*** The input ***

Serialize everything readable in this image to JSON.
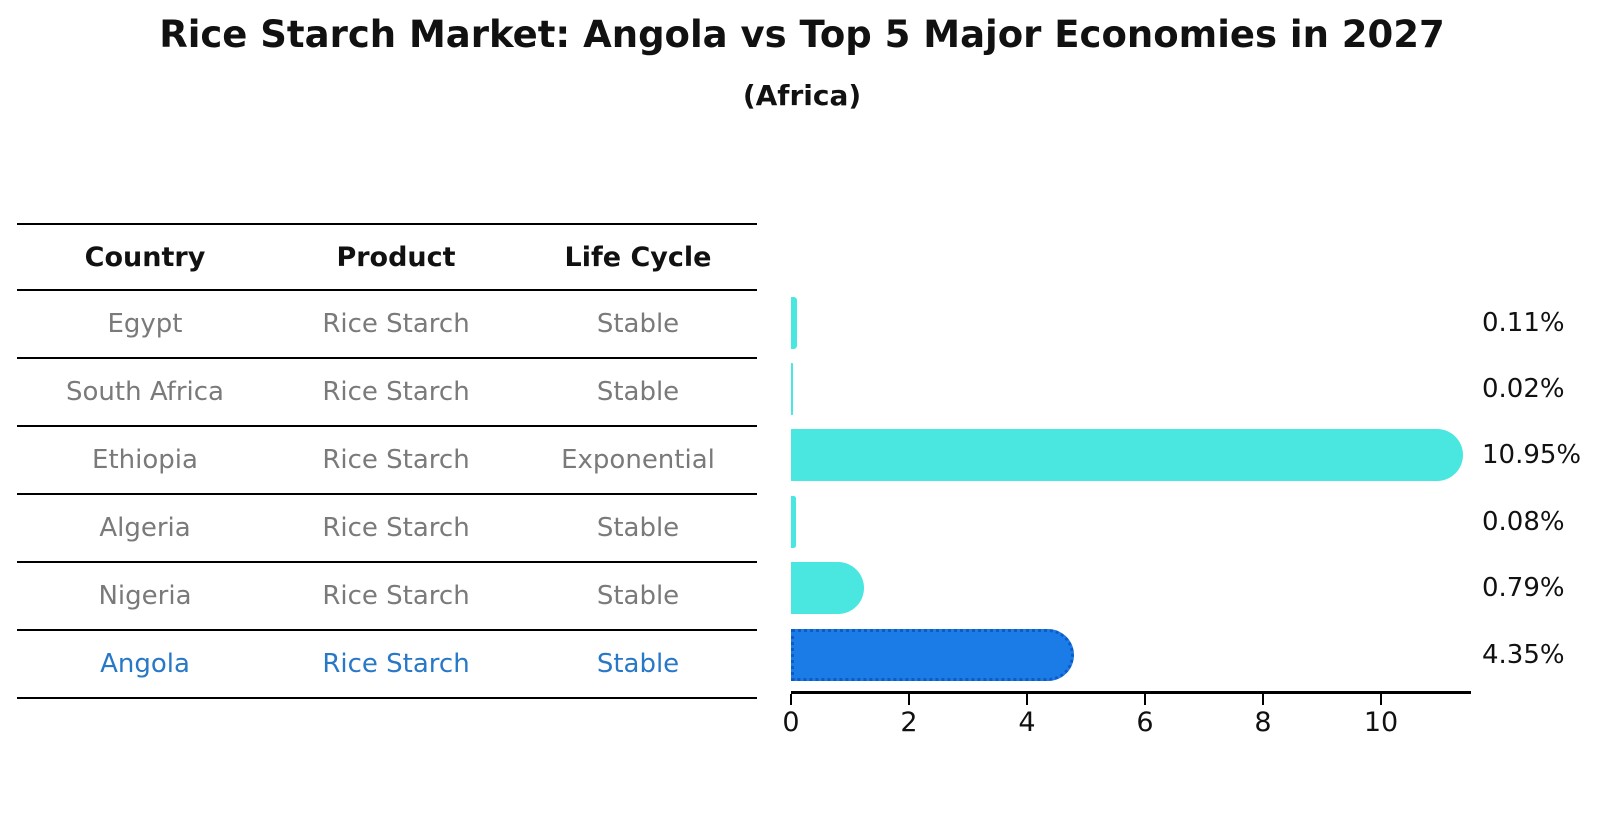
{
  "title": "Rice Starch Market: Angola vs Top 5 Major Economies in 2027",
  "subtitle": "(Africa)",
  "table": {
    "headers": [
      "Country",
      "Product",
      "Life Cycle"
    ],
    "rows": [
      {
        "country": "Egypt",
        "product": "Rice Starch",
        "life_cycle": "Stable",
        "highlight": false
      },
      {
        "country": "South Africa",
        "product": "Rice Starch",
        "life_cycle": "Stable",
        "highlight": false
      },
      {
        "country": "Ethiopia",
        "product": "Rice Starch",
        "life_cycle": "Exponential",
        "highlight": false
      },
      {
        "country": "Algeria",
        "product": "Rice Starch",
        "life_cycle": "Stable",
        "highlight": false
      },
      {
        "country": "Nigeria",
        "product": "Rice Starch",
        "life_cycle": "Stable",
        "highlight": false
      },
      {
        "country": "Angola",
        "product": "Rice Starch",
        "life_cycle": "Stable",
        "highlight": true
      }
    ]
  },
  "chart_data": {
    "type": "bar",
    "orientation": "horizontal",
    "title": "Rice Starch Market: Angola vs Top 5 Major Economies in 2027",
    "subtitle": "(Africa)",
    "categories": [
      "Egypt",
      "South Africa",
      "Ethiopia",
      "Algeria",
      "Nigeria",
      "Angola"
    ],
    "values": [
      0.11,
      0.02,
      10.95,
      0.08,
      0.79,
      4.35
    ],
    "data_labels": [
      "0.11%",
      "0.02%",
      "10.95%",
      "0.08%",
      "0.79%",
      "4.35%"
    ],
    "highlight_index": 5,
    "xlim": [
      0,
      11.5
    ],
    "x_ticks": [
      0,
      2,
      4,
      6,
      8,
      10
    ],
    "grid": false,
    "legend": "none",
    "colors": {
      "bar_default": "#4AE6E0",
      "bar_highlight": "#1B7CE8",
      "bar_highlight_edge": "#0D5BC4",
      "highlight_text": "#2878C8",
      "row_text": "#7a7a7a",
      "heading_text": "#111111"
    }
  }
}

***

## Work instructions
Reproduce the material above in full and without alteration, but skip all pictures.

## Solution to the problem
Serialize everything readable in this image to JSON.
{
  "title": "Rice Starch Market: Angola vs Top 5 Major Economies in 2027",
  "subtitle": "(Africa)",
  "table": {
    "headers": [
      "Country",
      "Product",
      "Life Cycle"
    ],
    "rows": [
      {
        "country": "Egypt",
        "product": "Rice Starch",
        "life_cycle": "Stable",
        "highlight": false
      },
      {
        "country": "South Africa",
        "product": "Rice Starch",
        "life_cycle": "Stable",
        "highlight": false
      },
      {
        "country": "Ethiopia",
        "product": "Rice Starch",
        "life_cycle": "Exponential",
        "highlight": false
      },
      {
        "country": "Algeria",
        "product": "Rice Starch",
        "life_cycle": "Stable",
        "highlight": false
      },
      {
        "country": "Nigeria",
        "product": "Rice Starch",
        "life_cycle": "Stable",
        "highlight": false
      },
      {
        "country": "Angola",
        "product": "Rice Starch",
        "life_cycle": "Stable",
        "highlight": true
      }
    ]
  },
  "chart_data": {
    "type": "bar",
    "orientation": "horizontal",
    "title": "Rice Starch Market: Angola vs Top 5 Major Economies in 2027",
    "subtitle": "(Africa)",
    "categories": [
      "Egypt",
      "South Africa",
      "Ethiopia",
      "Algeria",
      "Nigeria",
      "Angola"
    ],
    "values": [
      0.11,
      0.02,
      10.95,
      0.08,
      0.79,
      4.35
    ],
    "data_labels": [
      "0.11%",
      "0.02%",
      "10.95%",
      "0.08%",
      "0.79%",
      "4.35%"
    ],
    "highlight_index": 5,
    "xlim": [
      0,
      11.5
    ],
    "x_ticks": [
      0,
      2,
      4,
      6,
      8,
      10
    ],
    "grid": false,
    "legend": "none",
    "colors": {
      "bar_default": "#4AE6E0",
      "bar_highlight": "#1B7CE8",
      "bar_highlight_edge": "#0D5BC4",
      "highlight_text": "#2878C8",
      "row_text": "#7a7a7a",
      "heading_text": "#111111"
    }
  }
}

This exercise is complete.